__WHAT THIS TASK INVOLVES__:
Assemble all lines in which the string "amplitude" appears.

__LISTED RECORDS__:
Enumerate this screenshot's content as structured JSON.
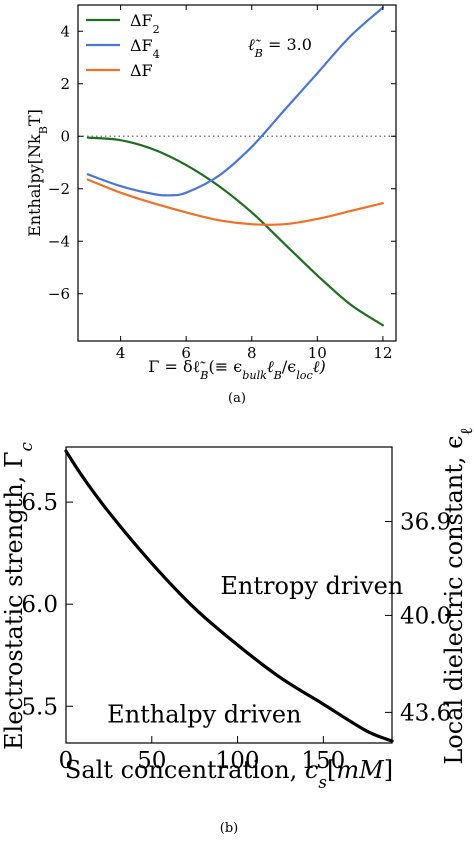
{
  "chart_data": [
    {
      "type": "line",
      "panel_label": "(a)",
      "xlabel": "Γ = δℓ̃B(≡ ϵbulkℓB/ϵlocℓ)",
      "ylabel": "Enthalpy[NkBT]",
      "annotation": "ℓ̃B = 3.0",
      "xlim": [
        2.7,
        12.4
      ],
      "ylim": [
        -7.8,
        5.0
      ],
      "xticks": [
        4,
        6,
        8,
        10,
        12
      ],
      "yticks": [
        4,
        2,
        0,
        -2,
        -4,
        -6
      ],
      "grid": false,
      "legend_position": "top-left",
      "reference_line": {
        "y": 0,
        "style": "dotted",
        "color": "#808080"
      },
      "series": [
        {
          "name": "ΔF2",
          "name_base": "ΔF",
          "name_sub": "2",
          "color": "#1e6e1e",
          "x": [
            3,
            4,
            5,
            6,
            7,
            8,
            9,
            10,
            11,
            12
          ],
          "y": [
            -0.05,
            -0.15,
            -0.5,
            -1.1,
            -1.9,
            -2.9,
            -4.1,
            -5.3,
            -6.4,
            -7.2
          ]
        },
        {
          "name": "ΔF4",
          "name_base": "ΔF",
          "name_sub": "4",
          "color": "#4a77d6",
          "x": [
            3,
            4,
            5,
            5.5,
            6,
            7,
            8,
            9,
            10,
            11,
            12
          ],
          "y": [
            -1.45,
            -1.9,
            -2.2,
            -2.25,
            -2.15,
            -1.5,
            -0.4,
            1.0,
            2.4,
            3.8,
            4.9
          ]
        },
        {
          "name": "ΔF",
          "name_base": "ΔF",
          "name_sub": "",
          "color": "#f07026",
          "x": [
            3,
            4,
            5,
            6,
            7,
            8,
            9,
            10,
            11,
            12
          ],
          "y": [
            -1.65,
            -2.15,
            -2.55,
            -2.9,
            -3.2,
            -3.35,
            -3.35,
            -3.15,
            -2.85,
            -2.55
          ]
        }
      ]
    },
    {
      "type": "line",
      "panel_label": "(b)",
      "xlabel": "Salt concentration, cs[mM]",
      "ylabel": "Electrostatic strength, Γc",
      "y2label": "Local dielectric constant, ϵℓ",
      "xlim": [
        0,
        190
      ],
      "ylim": [
        5.32,
        6.77
      ],
      "xticks": [
        0,
        50,
        100,
        150
      ],
      "yticks": [
        5.5,
        6.0,
        6.5
      ],
      "y2ticks": [
        {
          "label": "36.9",
          "at": 6.405
        },
        {
          "label": "40.0",
          "at": 5.945
        },
        {
          "label": "43.6",
          "at": 5.47
        }
      ],
      "grid": false,
      "annotations": [
        {
          "text": "Entropy driven",
          "x": 90,
          "y": 6.05
        },
        {
          "text": "Enthalpy driven",
          "x": 24,
          "y": 5.42
        }
      ],
      "series": [
        {
          "name": "",
          "color": "#000000",
          "x": [
            0,
            10,
            25,
            50,
            75,
            100,
            125,
            150,
            175,
            190
          ],
          "y": [
            6.75,
            6.62,
            6.45,
            6.2,
            5.98,
            5.8,
            5.64,
            5.51,
            5.38,
            5.33
          ]
        }
      ]
    }
  ]
}
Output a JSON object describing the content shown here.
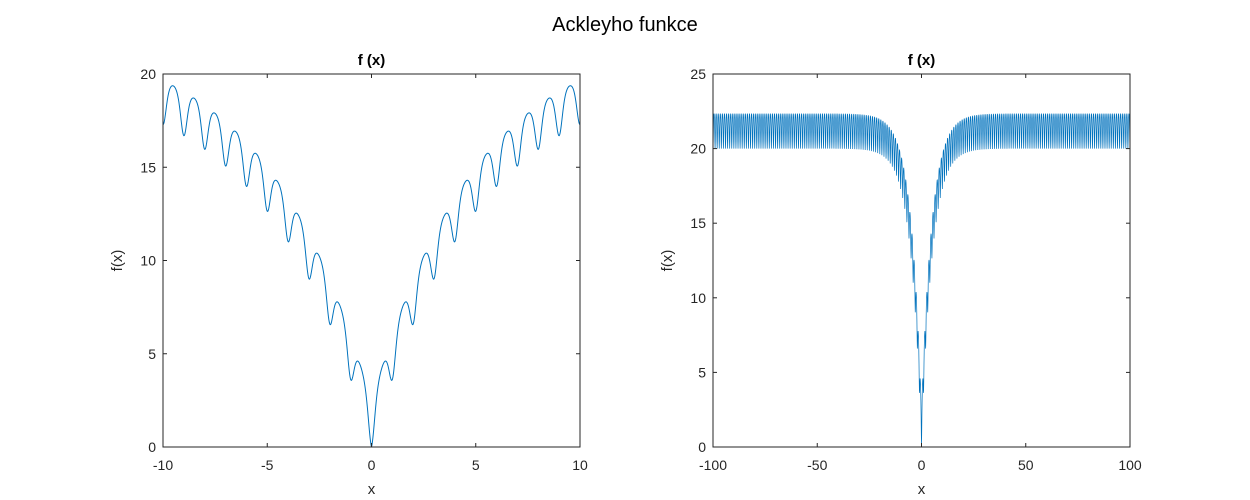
{
  "figure": {
    "title": "Ackleyho funkce"
  },
  "chart_data": [
    {
      "type": "line",
      "function": "ackley",
      "title": "f (x)",
      "xlabel": "x",
      "ylabel": "f(x)",
      "xlim": [
        -10,
        10
      ],
      "ylim": [
        0,
        20
      ],
      "xticks": [
        -10,
        -5,
        0,
        5,
        10
      ],
      "yticks": [
        0,
        5,
        10,
        15,
        20
      ],
      "x_range": [
        -10,
        10
      ],
      "samples": 1200,
      "grid": false,
      "color": "#0072BD"
    },
    {
      "type": "line",
      "function": "ackley",
      "title": "f (x)",
      "xlabel": "x",
      "ylabel": "f(x)",
      "xlim": [
        -100,
        100
      ],
      "ylim": [
        0,
        25
      ],
      "xticks": [
        -100,
        -50,
        0,
        50,
        100
      ],
      "yticks": [
        0,
        5,
        10,
        15,
        20,
        25
      ],
      "x_range": [
        -100,
        100
      ],
      "samples": 2000,
      "grid": false,
      "color": "#0072BD"
    }
  ]
}
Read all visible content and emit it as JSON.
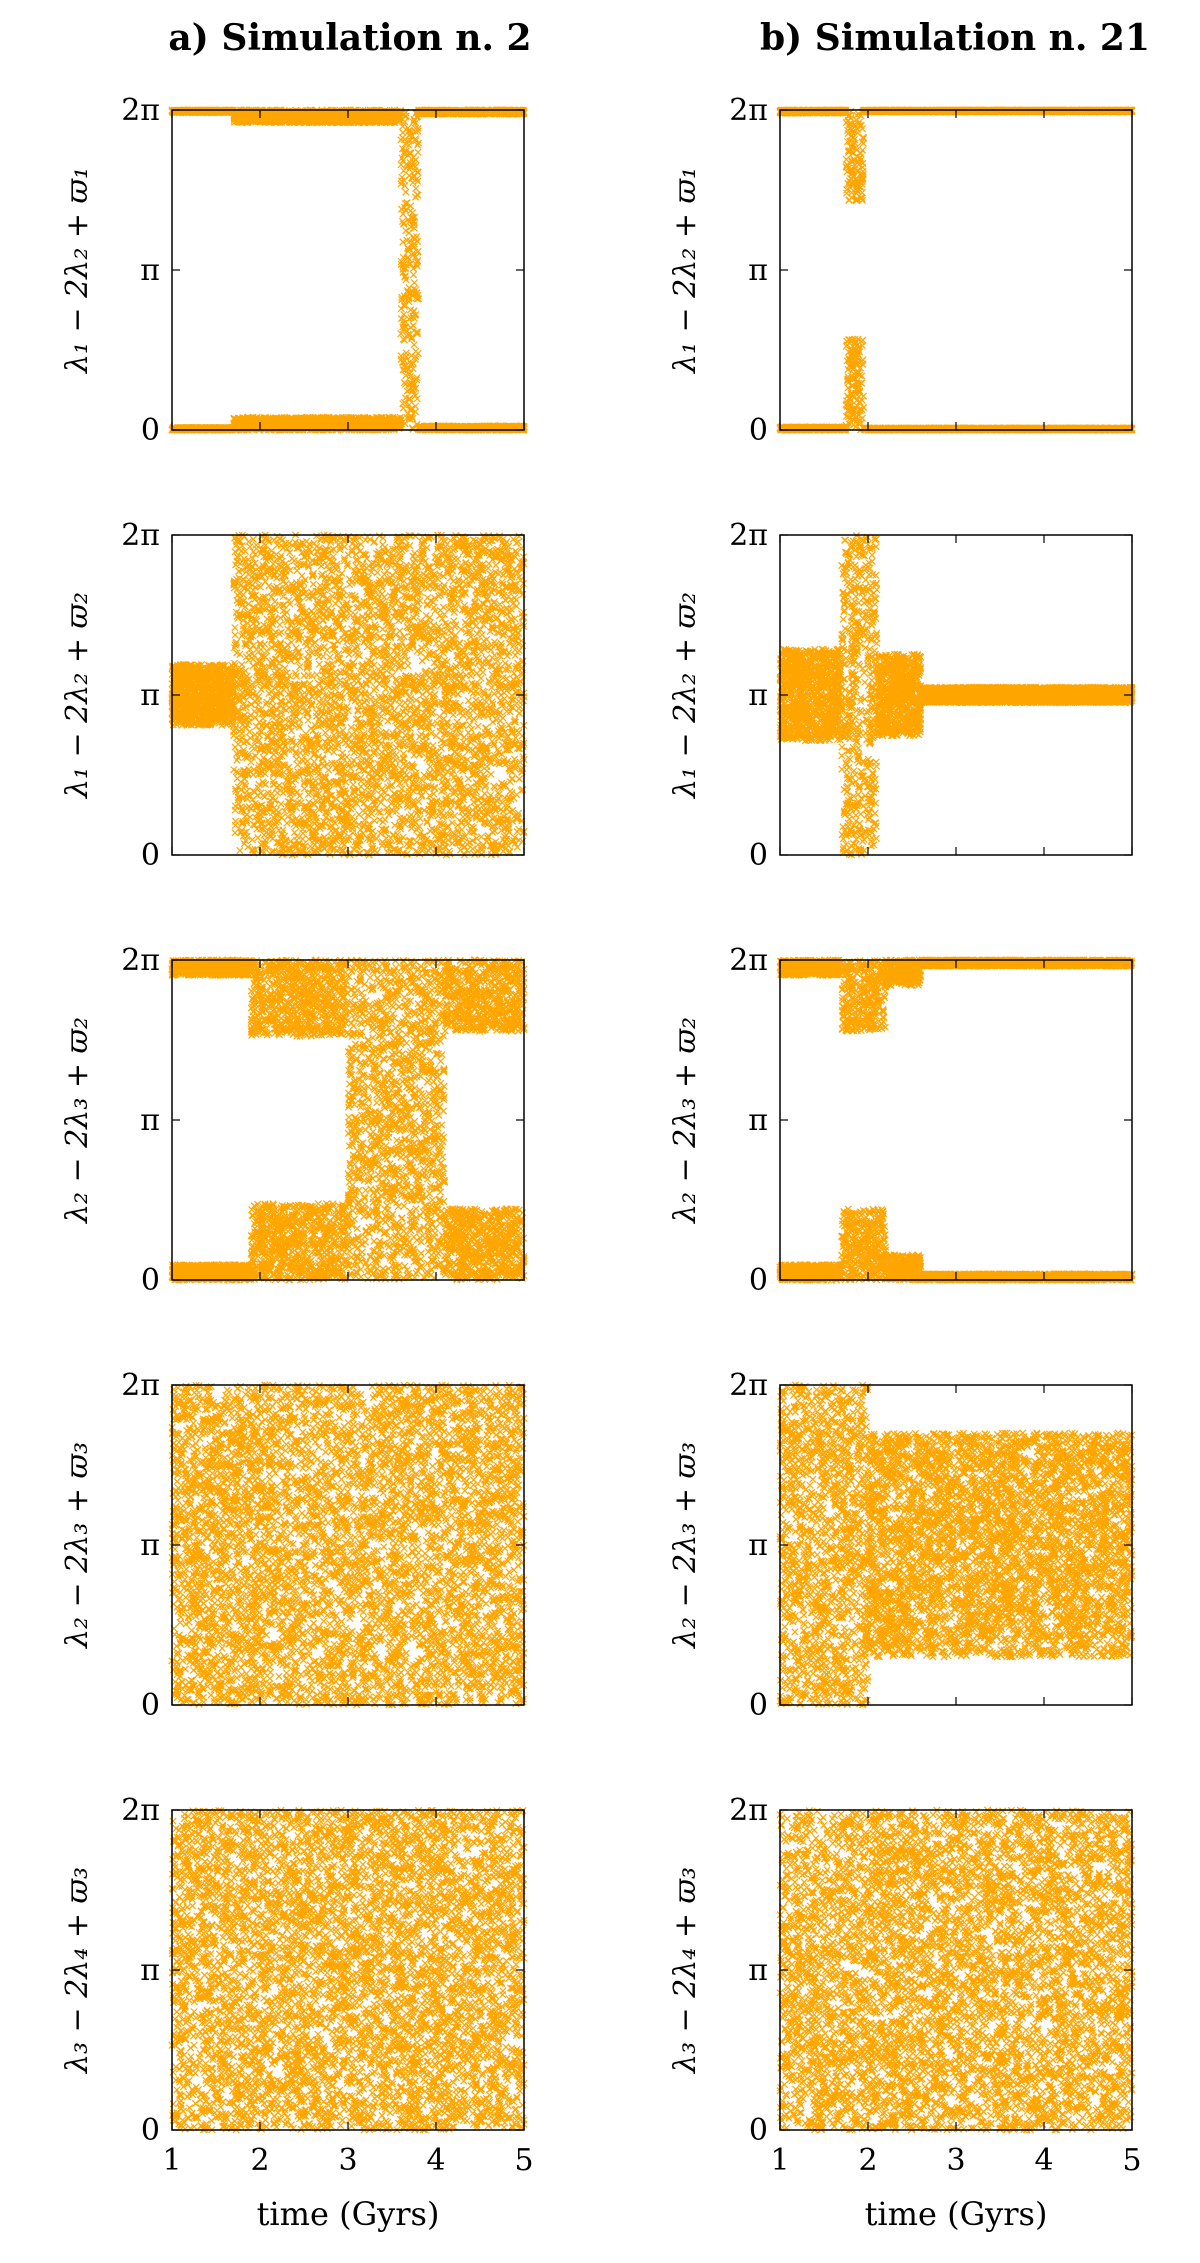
{
  "columns": [
    {
      "title": "a) Simulation n. 2"
    },
    {
      "title": "b) Simulation n. 21"
    }
  ],
  "rows": [
    {
      "ylabel": "λ₁ − 2λ₂ + ϖ₁"
    },
    {
      "ylabel": "λ₁ − 2λ₂ + ϖ₂"
    },
    {
      "ylabel": "λ₂ − 2λ₃ + ϖ₂"
    },
    {
      "ylabel": "λ₂ − 2λ₃ + ϖ₃"
    },
    {
      "ylabel": "λ₃ − 2λ₄ + ϖ₃"
    }
  ],
  "xlabel": "time (Gyrs)",
  "xticks": [
    "1",
    "2",
    "3",
    "4",
    "5"
  ],
  "yticks": [
    "0",
    "π",
    "2π"
  ],
  "marker_color": "#ffa500",
  "chart_data": {
    "type": "scatter",
    "marker": "x",
    "xlabel": "time (Gyrs)",
    "xlim": [
      1,
      5
    ],
    "ylim_radians": [
      0,
      6.2832
    ],
    "series": [
      {
        "name": "a) Simulation n. 2 · λ₁ − 2λ₂ + ϖ₁",
        "description": "libration near 0/2π; slow drift upward on both edges to ~0.3 rad by 3.6 Gyr; brief scattering near t≈1.7 and t≈3.6–3.8 Gyr",
        "segments": [
          {
            "t": [
              1.0,
              1.7
            ],
            "center": 0.0,
            "spread": 0.05
          },
          {
            "t": [
              1.7,
              3.6
            ],
            "center": 0.0,
            "spread": 0.25
          },
          {
            "t": [
              3.6,
              3.8
            ],
            "center": 0.0,
            "spread": 3.14
          },
          {
            "t": [
              3.8,
              5.0
            ],
            "center": 0.0,
            "spread": 0.08
          }
        ]
      },
      {
        "name": "a) Simulation n. 2 · λ₁ − 2λ₂ + ϖ₂",
        "description": "libration around π until ~1.7 Gyr then circulation",
        "segments": [
          {
            "t": [
              1.0,
              1.7
            ],
            "center": 3.1416,
            "spread": 0.6
          },
          {
            "t": [
              1.7,
              5.0
            ],
            "center": 3.1416,
            "spread": 3.14
          }
        ]
      },
      {
        "name": "a) Simulation n. 2 · λ₂ − 2λ₃ + ϖ₂",
        "description": "libration around 0/2π with growing amplitude, reaching ~π at 3.5–4 Gyr",
        "segments": [
          {
            "t": [
              1.0,
              1.9
            ],
            "center": 0.0,
            "spread": 0.3
          },
          {
            "t": [
              1.9,
              3.0
            ],
            "center": 0.0,
            "spread": 1.5
          },
          {
            "t": [
              3.0,
              4.1
            ],
            "center": 0.0,
            "spread": 3.14
          },
          {
            "t": [
              4.1,
              5.0
            ],
            "center": 0.0,
            "spread": 1.4
          }
        ]
      },
      {
        "name": "a) Simulation n. 2 · λ₂ − 2λ₃ + ϖ₃",
        "description": "circulation over full range",
        "segments": [
          {
            "t": [
              1.0,
              5.0
            ],
            "center": 3.1416,
            "spread": 3.14
          }
        ]
      },
      {
        "name": "a) Simulation n. 2 · λ₃ − 2λ₄ + ϖ₃",
        "description": "circulation over full range; small gap near π at t≈1.7 Gyr",
        "segments": [
          {
            "t": [
              1.0,
              5.0
            ],
            "center": 3.1416,
            "spread": 3.14
          }
        ]
      },
      {
        "name": "b) Simulation n. 21 · λ₁ − 2λ₂ + ϖ₁",
        "description": "tight libration at 0/2π with brief excursion around t≈1.8–1.9 Gyr",
        "segments": [
          {
            "t": [
              1.0,
              1.75
            ],
            "center": 0.0,
            "spread": 0.06
          },
          {
            "t": [
              1.75,
              1.95
            ],
            "center": 0.0,
            "spread": 1.8
          },
          {
            "t": [
              1.95,
              5.0
            ],
            "center": 0.0,
            "spread": 0.04
          }
        ]
      },
      {
        "name": "b) Simulation n. 21 · λ₁ − 2λ₂ + ϖ₂",
        "description": "libration around π; large amplitude near 1.8–2.1 Gyr, decaying to small amplitude after 2.6 Gyr",
        "segments": [
          {
            "t": [
              1.0,
              1.7
            ],
            "center": 3.1416,
            "spread": 0.9
          },
          {
            "t": [
              1.7,
              2.1
            ],
            "center": 3.1416,
            "spread": 3.14
          },
          {
            "t": [
              2.1,
              2.6
            ],
            "center": 3.1416,
            "spread": 0.8
          },
          {
            "t": [
              2.6,
              5.0
            ],
            "center": 3.1416,
            "spread": 0.15
          }
        ]
      },
      {
        "name": "b) Simulation n. 21 · λ₂ − 2λ₃ + ϖ₂",
        "description": "libration around 0/2π; amplitude peaks near 2 Gyr then decays",
        "segments": [
          {
            "t": [
              1.0,
              1.7
            ],
            "center": 0.0,
            "spread": 0.3
          },
          {
            "t": [
              1.7,
              2.2
            ],
            "center": 0.0,
            "spread": 1.4
          },
          {
            "t": [
              2.2,
              2.6
            ],
            "center": 0.0,
            "spread": 0.5
          },
          {
            "t": [
              2.6,
              5.0
            ],
            "center": 0.0,
            "spread": 0.12
          }
        ]
      },
      {
        "name": "b) Simulation n. 21 · λ₂ − 2λ₃ + ϖ₃",
        "description": "circulation; after 2 Gyr points concentrate around π",
        "segments": [
          {
            "t": [
              1.0,
              2.0
            ],
            "center": 3.1416,
            "spread": 3.14
          },
          {
            "t": [
              2.0,
              5.0
            ],
            "center": 3.1416,
            "spread": 2.2
          }
        ]
      },
      {
        "name": "b) Simulation n. 21 · λ₃ − 2λ₄ + ϖ₃",
        "description": "circulation with sparser region around π after 2 Gyr",
        "segments": [
          {
            "t": [
              1.0,
              5.0
            ],
            "center": 3.1416,
            "spread": 3.14
          }
        ]
      }
    ]
  }
}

__CORRECT ANSWER__:
        "description": "libration around 0/2π with growing amplitude, reaching ~π at 3.5–4 Gyr",
        "description": "libration around π; large amplitude near 1.8–2.1 Gyr, decaying to small amplitude after 2.6 Gyr",
        "description": "libration around 0/2π; amplitude peaks near 2 Gyr then decays",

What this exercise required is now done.